#### [THE RECORDS]
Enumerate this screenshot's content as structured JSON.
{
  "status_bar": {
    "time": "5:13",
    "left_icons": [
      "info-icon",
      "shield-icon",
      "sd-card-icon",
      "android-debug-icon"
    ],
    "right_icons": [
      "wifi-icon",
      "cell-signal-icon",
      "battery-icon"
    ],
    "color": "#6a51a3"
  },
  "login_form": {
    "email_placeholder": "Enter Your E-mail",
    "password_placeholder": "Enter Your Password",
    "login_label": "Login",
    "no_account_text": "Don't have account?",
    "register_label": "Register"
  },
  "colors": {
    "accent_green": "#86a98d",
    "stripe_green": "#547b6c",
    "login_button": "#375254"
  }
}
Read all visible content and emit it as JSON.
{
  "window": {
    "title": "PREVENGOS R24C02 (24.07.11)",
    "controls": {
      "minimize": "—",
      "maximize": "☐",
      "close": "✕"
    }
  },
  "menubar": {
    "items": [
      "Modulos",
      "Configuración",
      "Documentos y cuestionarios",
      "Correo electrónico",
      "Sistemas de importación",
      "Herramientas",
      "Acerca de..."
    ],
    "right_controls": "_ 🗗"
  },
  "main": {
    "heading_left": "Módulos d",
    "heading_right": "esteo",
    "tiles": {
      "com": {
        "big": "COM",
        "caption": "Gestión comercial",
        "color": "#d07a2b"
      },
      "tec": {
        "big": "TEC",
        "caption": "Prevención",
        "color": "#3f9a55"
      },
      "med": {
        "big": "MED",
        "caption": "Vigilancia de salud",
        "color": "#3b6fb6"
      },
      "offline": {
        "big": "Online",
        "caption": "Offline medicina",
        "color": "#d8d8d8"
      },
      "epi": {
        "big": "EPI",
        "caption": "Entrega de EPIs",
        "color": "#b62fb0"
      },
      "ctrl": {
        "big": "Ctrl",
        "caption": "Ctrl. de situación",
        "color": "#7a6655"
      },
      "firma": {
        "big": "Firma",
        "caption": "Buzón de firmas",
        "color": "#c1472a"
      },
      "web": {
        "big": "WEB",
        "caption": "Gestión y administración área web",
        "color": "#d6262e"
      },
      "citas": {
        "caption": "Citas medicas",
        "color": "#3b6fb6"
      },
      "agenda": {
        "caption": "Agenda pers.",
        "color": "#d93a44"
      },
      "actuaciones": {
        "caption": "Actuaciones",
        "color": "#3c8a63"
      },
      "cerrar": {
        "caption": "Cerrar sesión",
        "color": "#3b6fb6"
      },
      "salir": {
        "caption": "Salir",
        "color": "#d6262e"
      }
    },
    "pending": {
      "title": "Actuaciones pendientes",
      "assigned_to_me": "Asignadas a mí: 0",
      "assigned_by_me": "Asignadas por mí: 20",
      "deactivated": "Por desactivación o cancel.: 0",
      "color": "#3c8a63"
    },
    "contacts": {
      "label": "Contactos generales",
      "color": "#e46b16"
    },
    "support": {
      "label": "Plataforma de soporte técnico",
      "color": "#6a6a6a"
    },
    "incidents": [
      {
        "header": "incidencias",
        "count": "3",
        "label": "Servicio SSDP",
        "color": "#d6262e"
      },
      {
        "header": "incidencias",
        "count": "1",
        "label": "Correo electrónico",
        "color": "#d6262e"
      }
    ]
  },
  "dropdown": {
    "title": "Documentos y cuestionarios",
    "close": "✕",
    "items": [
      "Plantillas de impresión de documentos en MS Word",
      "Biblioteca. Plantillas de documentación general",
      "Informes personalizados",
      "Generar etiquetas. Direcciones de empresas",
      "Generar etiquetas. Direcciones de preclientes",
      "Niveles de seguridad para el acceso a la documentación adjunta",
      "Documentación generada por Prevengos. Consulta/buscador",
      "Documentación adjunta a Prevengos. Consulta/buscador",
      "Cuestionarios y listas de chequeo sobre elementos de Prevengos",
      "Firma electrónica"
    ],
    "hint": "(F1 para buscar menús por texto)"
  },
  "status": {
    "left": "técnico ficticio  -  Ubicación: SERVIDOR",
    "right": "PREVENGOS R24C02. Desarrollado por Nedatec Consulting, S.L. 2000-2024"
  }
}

#### [SET PROBLEM]
Look through the material above. Copy each line where the word "etiquetas" appears.

#### [SOLUTION]
      "Generar etiquetas. Direcciones de empresas",
      "Generar etiquetas. Direcciones de preclientes",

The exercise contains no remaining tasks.